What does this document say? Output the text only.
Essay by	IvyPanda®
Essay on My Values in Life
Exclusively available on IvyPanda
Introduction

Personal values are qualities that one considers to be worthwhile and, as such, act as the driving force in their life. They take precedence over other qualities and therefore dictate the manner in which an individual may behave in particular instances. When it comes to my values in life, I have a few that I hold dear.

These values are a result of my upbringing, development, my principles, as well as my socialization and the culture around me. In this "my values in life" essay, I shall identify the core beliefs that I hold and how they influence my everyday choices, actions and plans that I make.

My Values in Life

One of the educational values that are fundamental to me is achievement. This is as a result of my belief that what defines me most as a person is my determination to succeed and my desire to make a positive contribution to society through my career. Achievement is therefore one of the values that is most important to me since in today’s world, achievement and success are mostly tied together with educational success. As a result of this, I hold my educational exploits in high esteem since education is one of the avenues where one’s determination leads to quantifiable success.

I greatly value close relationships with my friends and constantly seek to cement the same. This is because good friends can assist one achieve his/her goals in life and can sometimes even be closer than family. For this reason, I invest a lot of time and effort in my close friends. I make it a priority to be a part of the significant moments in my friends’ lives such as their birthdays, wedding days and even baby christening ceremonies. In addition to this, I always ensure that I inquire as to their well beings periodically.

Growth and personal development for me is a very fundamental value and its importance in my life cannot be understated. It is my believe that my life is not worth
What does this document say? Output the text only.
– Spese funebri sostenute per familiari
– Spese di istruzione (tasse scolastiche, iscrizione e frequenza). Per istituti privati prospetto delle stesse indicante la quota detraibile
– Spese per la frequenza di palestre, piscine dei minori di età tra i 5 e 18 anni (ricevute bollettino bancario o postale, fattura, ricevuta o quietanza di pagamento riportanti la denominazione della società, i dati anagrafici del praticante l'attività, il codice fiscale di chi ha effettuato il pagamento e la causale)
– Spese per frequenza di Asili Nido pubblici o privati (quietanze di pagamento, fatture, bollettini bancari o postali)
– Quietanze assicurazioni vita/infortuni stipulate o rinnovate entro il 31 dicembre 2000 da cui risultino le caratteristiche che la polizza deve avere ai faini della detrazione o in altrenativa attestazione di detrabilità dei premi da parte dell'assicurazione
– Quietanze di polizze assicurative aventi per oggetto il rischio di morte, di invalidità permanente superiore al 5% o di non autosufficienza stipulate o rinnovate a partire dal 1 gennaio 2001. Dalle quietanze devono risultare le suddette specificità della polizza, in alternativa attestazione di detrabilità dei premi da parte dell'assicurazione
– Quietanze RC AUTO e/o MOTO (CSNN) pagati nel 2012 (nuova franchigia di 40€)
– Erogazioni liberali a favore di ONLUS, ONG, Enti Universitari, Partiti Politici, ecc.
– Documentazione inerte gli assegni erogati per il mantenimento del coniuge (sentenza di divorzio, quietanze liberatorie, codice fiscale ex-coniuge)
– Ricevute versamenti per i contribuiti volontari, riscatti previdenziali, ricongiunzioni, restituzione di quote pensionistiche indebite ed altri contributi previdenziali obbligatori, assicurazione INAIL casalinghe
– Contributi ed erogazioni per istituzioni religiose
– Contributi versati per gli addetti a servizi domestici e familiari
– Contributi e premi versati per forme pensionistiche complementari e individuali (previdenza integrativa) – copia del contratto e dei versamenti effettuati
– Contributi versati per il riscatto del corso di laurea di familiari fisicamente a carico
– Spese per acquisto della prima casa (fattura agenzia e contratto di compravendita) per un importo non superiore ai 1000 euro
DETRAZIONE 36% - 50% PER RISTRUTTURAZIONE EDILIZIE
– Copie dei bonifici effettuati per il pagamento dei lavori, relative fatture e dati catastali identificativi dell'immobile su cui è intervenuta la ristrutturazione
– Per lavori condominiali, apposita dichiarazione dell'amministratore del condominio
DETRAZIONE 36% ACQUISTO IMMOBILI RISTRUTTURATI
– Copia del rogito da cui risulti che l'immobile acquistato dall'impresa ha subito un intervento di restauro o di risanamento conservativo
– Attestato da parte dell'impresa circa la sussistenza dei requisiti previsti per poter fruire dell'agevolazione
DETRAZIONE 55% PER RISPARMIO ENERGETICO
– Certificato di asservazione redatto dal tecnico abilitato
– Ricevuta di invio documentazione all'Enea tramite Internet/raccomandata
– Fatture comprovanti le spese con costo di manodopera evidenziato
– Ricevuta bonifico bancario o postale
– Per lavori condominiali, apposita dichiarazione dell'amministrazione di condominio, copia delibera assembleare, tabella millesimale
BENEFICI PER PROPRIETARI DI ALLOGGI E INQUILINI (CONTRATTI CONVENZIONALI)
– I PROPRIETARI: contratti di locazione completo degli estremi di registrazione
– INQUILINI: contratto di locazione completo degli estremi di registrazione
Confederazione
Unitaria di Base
■ ■ ■
**Job**
Report every line in the data above in which the word "lavori" appears.

**Task result**
– Copie dei bonifici effettuati per il pagamento dei lavori, relative fatture e dati catastali identificativi dell'immobile su cui è intervenuta la ristrutturazione
– Per lavori condominiali, apposita dichiarazione dell'amministratore del condominio
– Per lavori condominiali, apposita dichiarazione dell'amministrazione di condominio, copia delibera assembleare, tabella millesimale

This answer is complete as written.